_AIM OF THE EXERCISE:_ List each line holding the string "name".

_MATERIAL FOR THIS TASK:_
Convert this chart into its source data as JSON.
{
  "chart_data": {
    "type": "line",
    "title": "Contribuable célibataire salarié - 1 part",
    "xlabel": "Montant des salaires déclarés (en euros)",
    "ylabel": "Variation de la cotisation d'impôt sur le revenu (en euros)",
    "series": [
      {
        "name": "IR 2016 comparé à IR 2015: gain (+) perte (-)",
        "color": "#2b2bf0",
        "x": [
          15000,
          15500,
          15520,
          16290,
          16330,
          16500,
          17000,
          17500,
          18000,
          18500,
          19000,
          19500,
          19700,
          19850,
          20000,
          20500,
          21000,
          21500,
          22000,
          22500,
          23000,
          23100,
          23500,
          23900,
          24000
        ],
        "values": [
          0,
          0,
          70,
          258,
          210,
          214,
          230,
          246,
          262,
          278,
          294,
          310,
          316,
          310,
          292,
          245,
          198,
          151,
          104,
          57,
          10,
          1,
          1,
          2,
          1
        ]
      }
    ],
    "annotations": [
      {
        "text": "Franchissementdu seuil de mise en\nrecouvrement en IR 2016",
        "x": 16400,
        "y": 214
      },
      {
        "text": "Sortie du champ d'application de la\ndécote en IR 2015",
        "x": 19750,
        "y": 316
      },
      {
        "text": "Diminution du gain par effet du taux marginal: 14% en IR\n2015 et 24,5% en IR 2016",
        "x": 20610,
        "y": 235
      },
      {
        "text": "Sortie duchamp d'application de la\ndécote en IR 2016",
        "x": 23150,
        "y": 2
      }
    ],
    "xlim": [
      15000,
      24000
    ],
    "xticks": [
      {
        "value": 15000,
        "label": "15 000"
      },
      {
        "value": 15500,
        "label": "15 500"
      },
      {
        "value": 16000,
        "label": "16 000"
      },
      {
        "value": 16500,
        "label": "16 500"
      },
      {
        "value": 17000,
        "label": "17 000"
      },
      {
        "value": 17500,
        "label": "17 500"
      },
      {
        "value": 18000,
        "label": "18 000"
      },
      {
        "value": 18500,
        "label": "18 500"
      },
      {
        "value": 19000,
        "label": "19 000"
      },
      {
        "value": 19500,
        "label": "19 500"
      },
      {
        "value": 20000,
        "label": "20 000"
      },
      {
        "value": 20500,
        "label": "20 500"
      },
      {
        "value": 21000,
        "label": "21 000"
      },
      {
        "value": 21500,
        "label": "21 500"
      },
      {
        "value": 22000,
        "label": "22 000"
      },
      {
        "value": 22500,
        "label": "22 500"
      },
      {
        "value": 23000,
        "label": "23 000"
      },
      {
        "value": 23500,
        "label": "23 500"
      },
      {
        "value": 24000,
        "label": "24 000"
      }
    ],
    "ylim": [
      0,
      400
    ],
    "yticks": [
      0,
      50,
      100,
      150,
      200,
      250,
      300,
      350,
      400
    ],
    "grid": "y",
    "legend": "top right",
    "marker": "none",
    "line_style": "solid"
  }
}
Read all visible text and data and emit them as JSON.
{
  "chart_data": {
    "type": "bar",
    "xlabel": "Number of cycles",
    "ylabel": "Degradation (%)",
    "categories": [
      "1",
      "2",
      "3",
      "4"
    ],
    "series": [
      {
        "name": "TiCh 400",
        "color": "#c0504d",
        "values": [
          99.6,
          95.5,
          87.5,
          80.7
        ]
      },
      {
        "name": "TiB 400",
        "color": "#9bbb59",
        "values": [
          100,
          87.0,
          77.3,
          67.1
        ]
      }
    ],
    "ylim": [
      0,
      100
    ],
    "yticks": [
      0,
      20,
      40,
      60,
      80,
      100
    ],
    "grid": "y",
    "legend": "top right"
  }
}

_FULL ANSWER:_
        "name": "IR 2016 comparé à IR 2015: gain (+) perte (-)",
        "name": "TiCh 400",
        "name": "TiB 400",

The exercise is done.